* begin PROVIDED INFORMATION *

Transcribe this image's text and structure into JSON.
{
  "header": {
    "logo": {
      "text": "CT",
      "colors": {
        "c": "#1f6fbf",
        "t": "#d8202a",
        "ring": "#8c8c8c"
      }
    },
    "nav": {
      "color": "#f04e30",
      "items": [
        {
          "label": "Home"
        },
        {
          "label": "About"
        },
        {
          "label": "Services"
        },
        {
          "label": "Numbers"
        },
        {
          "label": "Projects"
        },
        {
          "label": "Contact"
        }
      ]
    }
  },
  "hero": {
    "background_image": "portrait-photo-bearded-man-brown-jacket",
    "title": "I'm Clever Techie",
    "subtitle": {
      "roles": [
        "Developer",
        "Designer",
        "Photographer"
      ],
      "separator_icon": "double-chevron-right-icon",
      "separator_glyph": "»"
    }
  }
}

* end PROVIDED INFORMATION *

### TASK INSTRUCTIONS
Which lines of the data above contain "text"? Copy each one.

### WRITTEN SOLUTION
Transcribe this image's text and structure into JSON.
      "text": "CT",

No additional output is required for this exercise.